YOUR OBJECTIVE - Review the material line by line. Identify and copy every line that contains the string "check".

DATA RECORDS -
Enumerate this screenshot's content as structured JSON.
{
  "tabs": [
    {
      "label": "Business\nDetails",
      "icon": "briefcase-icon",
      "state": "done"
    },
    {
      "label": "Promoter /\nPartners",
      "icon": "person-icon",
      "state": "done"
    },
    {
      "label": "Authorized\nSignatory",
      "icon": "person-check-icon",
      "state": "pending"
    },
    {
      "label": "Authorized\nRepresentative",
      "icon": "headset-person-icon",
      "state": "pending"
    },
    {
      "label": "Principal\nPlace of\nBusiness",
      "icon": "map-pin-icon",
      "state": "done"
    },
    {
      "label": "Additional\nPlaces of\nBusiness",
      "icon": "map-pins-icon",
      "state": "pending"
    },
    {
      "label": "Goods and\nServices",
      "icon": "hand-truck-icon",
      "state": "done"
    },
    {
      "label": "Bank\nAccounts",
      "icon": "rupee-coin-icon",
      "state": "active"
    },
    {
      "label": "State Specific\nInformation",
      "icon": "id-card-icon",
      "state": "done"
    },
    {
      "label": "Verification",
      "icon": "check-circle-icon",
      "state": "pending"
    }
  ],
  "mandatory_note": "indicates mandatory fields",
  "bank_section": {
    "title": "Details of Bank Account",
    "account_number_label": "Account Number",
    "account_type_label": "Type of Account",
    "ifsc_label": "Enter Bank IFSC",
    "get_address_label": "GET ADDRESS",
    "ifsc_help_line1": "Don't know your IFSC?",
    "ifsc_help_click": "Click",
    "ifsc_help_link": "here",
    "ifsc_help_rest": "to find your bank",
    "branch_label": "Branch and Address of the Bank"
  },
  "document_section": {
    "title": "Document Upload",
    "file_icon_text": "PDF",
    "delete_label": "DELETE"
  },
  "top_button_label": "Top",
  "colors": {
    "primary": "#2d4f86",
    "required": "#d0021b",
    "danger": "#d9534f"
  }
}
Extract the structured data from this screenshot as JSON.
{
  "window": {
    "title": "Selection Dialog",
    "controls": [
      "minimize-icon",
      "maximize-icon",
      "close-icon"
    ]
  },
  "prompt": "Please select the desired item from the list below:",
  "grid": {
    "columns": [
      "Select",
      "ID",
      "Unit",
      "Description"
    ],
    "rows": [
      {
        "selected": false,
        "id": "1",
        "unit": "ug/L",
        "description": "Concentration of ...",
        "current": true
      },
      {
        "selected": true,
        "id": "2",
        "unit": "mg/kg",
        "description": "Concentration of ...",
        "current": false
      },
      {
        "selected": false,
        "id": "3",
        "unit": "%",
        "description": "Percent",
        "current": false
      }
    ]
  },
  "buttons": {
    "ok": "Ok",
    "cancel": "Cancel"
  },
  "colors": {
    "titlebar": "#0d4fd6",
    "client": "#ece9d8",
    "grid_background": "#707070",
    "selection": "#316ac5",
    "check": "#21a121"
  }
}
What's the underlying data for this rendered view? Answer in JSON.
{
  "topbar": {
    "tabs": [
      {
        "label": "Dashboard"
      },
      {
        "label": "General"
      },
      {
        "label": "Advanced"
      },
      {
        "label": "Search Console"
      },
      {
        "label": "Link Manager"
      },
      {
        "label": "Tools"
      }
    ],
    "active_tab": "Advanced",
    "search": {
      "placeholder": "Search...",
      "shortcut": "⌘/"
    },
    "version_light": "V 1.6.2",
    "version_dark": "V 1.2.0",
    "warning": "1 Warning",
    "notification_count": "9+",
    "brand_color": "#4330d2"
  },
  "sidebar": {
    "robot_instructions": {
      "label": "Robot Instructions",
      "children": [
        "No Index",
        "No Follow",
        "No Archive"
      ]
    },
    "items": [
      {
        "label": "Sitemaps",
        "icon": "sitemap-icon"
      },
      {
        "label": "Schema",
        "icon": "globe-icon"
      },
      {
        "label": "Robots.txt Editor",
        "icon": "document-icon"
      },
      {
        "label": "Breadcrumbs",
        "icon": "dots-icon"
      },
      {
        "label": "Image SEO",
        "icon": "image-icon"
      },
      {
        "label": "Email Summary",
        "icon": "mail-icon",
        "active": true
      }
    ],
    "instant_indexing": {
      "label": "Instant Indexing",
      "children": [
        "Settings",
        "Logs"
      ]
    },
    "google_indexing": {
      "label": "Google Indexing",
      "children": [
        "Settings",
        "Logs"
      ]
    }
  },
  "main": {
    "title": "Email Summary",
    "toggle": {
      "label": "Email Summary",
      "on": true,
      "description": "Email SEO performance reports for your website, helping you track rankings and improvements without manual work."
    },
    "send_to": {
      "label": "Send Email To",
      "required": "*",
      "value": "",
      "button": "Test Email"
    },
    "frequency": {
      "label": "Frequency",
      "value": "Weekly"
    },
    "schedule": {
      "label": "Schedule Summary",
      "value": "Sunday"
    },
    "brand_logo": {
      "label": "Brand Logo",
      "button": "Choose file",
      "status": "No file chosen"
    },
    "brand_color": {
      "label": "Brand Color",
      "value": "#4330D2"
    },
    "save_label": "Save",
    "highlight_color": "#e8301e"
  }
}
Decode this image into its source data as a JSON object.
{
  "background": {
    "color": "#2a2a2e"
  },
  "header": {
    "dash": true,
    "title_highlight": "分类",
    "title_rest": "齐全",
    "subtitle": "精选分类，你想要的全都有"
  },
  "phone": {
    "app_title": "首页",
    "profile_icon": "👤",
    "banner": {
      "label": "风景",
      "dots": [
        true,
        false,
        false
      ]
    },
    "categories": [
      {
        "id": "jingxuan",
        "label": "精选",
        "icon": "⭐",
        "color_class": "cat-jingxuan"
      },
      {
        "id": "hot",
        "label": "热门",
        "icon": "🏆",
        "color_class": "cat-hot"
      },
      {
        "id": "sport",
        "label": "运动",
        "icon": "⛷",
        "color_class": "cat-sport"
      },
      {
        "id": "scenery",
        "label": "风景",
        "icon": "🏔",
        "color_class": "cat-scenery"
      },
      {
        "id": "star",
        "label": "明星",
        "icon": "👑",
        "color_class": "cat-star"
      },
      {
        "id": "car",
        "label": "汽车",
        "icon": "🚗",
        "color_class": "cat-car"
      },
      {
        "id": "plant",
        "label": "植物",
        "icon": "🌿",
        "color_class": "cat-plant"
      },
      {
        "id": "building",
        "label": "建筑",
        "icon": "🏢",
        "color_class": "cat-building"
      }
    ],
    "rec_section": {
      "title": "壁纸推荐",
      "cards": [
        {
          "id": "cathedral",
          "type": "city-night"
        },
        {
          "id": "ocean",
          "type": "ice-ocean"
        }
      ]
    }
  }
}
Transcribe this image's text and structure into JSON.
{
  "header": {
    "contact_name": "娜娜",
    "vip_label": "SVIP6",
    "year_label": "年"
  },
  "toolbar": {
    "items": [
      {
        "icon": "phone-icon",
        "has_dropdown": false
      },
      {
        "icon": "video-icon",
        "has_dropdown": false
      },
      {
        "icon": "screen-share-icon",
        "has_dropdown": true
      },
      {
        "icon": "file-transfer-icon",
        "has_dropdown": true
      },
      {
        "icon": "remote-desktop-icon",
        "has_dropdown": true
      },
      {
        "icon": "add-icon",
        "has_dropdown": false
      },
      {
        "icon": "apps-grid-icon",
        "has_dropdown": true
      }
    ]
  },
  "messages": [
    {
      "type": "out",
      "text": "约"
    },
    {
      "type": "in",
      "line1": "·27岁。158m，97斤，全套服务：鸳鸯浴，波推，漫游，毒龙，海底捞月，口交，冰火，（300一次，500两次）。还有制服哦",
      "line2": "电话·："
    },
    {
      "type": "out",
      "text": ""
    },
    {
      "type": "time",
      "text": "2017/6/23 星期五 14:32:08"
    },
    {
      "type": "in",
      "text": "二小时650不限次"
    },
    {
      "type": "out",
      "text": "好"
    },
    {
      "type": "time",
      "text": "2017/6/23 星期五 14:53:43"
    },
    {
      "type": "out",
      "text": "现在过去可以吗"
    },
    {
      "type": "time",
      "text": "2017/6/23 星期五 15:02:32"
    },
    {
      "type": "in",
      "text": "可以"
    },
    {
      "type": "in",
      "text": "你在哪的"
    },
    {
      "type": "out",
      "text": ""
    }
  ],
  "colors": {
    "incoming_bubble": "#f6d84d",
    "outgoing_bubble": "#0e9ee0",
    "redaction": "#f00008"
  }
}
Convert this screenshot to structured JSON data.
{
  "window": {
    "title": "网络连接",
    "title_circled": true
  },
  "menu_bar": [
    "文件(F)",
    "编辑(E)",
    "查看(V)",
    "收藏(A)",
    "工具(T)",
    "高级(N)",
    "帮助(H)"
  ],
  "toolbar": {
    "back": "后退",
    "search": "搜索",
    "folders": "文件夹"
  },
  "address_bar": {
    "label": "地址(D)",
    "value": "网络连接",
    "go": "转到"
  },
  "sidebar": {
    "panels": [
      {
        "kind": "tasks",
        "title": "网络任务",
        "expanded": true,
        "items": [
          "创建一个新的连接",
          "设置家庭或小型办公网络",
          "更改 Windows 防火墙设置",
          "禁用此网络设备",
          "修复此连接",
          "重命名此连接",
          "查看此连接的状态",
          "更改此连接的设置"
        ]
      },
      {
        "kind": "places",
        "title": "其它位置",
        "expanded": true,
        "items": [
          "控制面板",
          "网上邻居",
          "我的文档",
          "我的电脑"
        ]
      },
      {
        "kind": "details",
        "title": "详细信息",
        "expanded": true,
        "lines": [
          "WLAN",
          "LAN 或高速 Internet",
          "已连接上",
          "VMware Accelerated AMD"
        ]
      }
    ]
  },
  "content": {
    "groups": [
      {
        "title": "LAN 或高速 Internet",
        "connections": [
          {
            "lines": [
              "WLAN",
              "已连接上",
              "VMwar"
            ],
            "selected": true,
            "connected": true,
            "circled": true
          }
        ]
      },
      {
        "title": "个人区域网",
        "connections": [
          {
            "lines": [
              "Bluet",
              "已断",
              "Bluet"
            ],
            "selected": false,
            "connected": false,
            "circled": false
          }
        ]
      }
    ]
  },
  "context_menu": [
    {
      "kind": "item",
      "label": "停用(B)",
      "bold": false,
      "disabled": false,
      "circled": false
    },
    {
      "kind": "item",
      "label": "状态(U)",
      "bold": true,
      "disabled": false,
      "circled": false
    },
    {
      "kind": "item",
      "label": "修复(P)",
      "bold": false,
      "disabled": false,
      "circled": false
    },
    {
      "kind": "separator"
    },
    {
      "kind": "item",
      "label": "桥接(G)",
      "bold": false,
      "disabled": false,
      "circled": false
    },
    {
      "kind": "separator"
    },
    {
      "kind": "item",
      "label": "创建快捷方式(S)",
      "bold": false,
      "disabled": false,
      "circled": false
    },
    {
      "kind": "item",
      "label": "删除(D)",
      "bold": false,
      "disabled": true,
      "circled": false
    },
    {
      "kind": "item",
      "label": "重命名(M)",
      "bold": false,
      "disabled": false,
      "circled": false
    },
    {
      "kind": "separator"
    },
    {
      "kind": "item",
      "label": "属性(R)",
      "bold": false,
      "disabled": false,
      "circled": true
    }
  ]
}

RESPONSE TO THIS TASK -
      "icon": "person-check-icon",
      "icon": "check-circle-icon",
    "check": "#21a121"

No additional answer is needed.